Pictures in the records should not be copied, but every other part must be repeated exactly.

Data records
────────
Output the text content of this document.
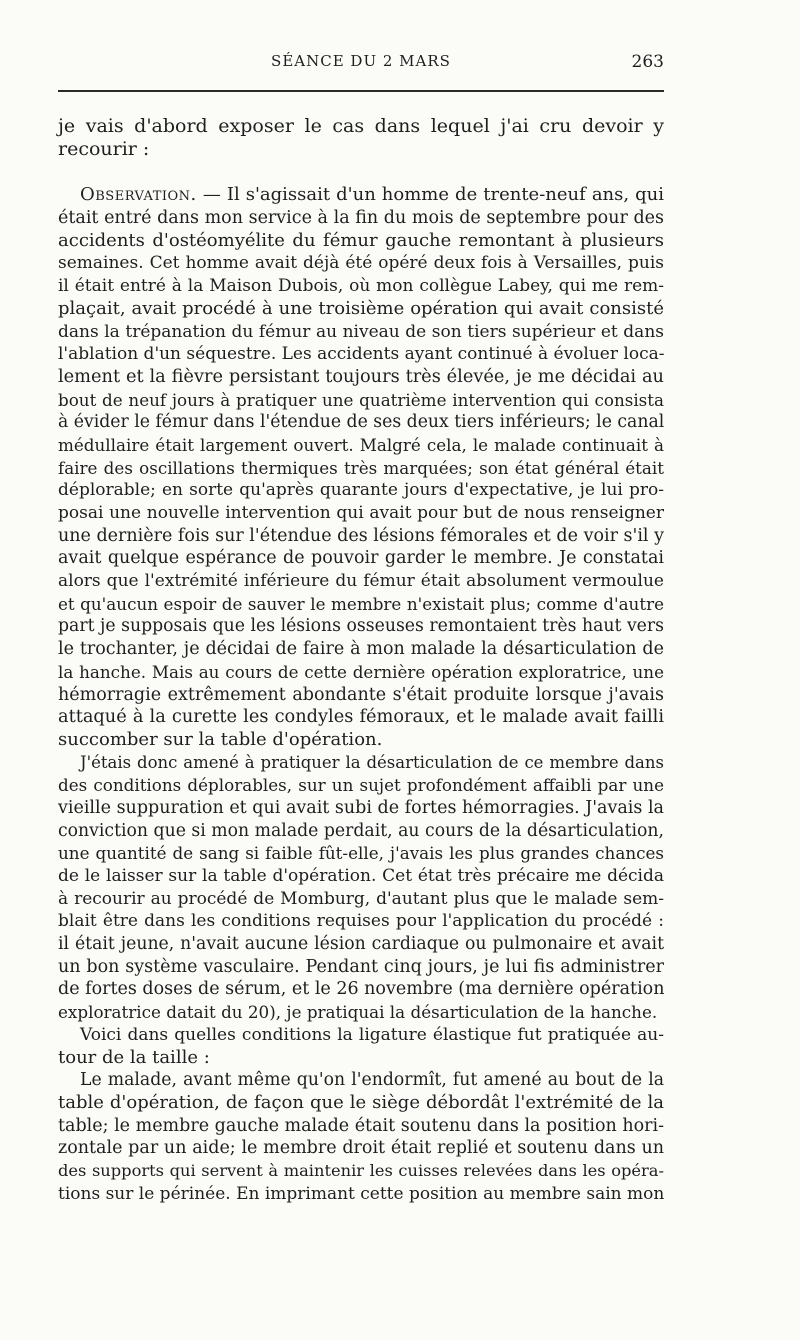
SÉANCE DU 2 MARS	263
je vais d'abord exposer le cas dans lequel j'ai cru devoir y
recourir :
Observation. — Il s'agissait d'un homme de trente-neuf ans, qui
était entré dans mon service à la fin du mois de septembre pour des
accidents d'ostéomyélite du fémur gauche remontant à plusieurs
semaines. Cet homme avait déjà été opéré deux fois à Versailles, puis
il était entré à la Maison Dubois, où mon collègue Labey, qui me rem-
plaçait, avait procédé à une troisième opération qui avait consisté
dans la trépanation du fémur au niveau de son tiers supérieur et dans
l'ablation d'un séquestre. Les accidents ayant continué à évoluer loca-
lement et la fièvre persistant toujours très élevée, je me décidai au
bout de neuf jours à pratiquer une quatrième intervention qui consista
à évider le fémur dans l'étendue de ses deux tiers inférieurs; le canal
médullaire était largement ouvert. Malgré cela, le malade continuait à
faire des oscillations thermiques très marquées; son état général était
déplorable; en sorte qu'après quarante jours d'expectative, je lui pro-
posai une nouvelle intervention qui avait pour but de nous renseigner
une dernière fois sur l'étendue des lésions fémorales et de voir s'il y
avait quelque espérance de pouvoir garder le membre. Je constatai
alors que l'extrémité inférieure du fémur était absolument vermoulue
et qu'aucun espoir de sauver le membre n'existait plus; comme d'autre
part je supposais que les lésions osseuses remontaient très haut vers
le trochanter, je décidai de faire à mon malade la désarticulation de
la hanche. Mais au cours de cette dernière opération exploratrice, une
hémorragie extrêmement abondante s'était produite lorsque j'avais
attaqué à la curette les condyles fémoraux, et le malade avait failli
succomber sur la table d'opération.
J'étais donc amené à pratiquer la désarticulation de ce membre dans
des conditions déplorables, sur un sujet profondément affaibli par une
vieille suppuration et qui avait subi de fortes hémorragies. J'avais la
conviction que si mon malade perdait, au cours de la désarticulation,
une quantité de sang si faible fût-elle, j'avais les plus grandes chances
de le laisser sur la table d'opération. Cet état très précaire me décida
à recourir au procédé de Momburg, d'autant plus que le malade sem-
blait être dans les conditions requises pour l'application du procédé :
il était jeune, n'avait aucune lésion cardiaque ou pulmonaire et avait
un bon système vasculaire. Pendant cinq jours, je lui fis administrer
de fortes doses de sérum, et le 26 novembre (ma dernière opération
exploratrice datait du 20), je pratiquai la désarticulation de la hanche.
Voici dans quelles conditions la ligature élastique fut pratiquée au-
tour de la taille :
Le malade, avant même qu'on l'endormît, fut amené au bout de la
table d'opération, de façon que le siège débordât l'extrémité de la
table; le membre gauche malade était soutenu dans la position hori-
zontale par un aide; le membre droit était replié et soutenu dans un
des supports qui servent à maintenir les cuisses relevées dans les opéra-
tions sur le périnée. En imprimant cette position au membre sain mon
────────
**Result**
Output the text content of this document.
SÉANCE DU 2 MARS	263
je vais d'abord exposer le cas dans lequel j'ai cru devoir y
recourir :
Observation. — Il s'agissait d'un homme de trente-neuf ans, qui
était entré dans mon service à la fin du mois de septembre pour des
accidents d'ostéomyélite du fémur gauche remontant à plusieurs
semaines. Cet homme avait déjà été opéré deux fois à Versailles, puis
il était entré à la Maison Dubois, où mon collègue Labey, qui me rem-
plaçait, avait procédé à une troisième opération qui avait consisté
dans la trépanation du fémur au niveau de son tiers supérieur et dans
l'ablation d'un séquestre. Les accidents ayant continué à évoluer loca-
lement et la fièvre persistant toujours très élevée, je me décidai au
bout de neuf jours à pratiquer une quatrième intervention qui consista
à évider le fémur dans l'étendue de ses deux tiers inférieurs; le canal
médullaire était largement ouvert. Malgré cela, le malade continuait à
faire des oscillations thermiques très marquées; son état général était
déplorable; en sorte qu'après quarante jours d'expectative, je lui pro-
posai une nouvelle intervention qui avait pour but de nous renseigner
une dernière fois sur l'étendue des lésions fémorales et de voir s'il y
avait quelque espérance de pouvoir garder le membre. Je constatai
alors que l'extrémité inférieure du fémur était absolument vermoulue
et qu'aucun espoir de sauver le membre n'existait plus; comme d'autre
part je supposais que les lésions osseuses remontaient très haut vers
le trochanter, je décidai de faire à mon malade la désarticulation de
la hanche. Mais au cours de cette dernière opération exploratrice, une
hémorragie extrêmement abondante s'était produite lorsque j'avais
attaqué à la curette les condyles fémoraux, et le malade avait failli
succomber sur la table d'opération.
J'étais donc amené à pratiquer la désarticulation de ce membre dans
des conditions déplorables, sur un sujet profondément affaibli par une
vieille suppuration et qui avait subi de fortes hémorragies. J'avais la
conviction que si mon malade perdait, au cours de la désarticulation,
une quantité de sang si faible fût-elle, j'avais les plus grandes chances
de le laisser sur la table d'opération. Cet état très précaire me décida
à recourir au procédé de Momburg, d'autant plus que le malade sem-
blait être dans les conditions requises pour l'application du procédé :
il était jeune, n'avait aucune lésion cardiaque ou pulmonaire et avait
un bon système vasculaire. Pendant cinq jours, je lui fis administrer
de fortes doses de sérum, et le 26 novembre (ma dernière opération
exploratrice datait du 20), je pratiquai la désarticulation de la hanche.
Voici dans quelles conditions la ligature élastique fut pratiquée au-
tour de la taille :
Le malade, avant même qu'on l'endormît, fut amené au bout de la
table d'opération, de façon que le siège débordât l'extrémité de la
table; le membre gauche malade était soutenu dans la position hori-
zontale par un aide; le membre droit était replié et soutenu dans un
des supports qui servent à maintenir les cuisses relevées dans les opéra-
tions sur le périnée. En imprimant cette position au membre sain mon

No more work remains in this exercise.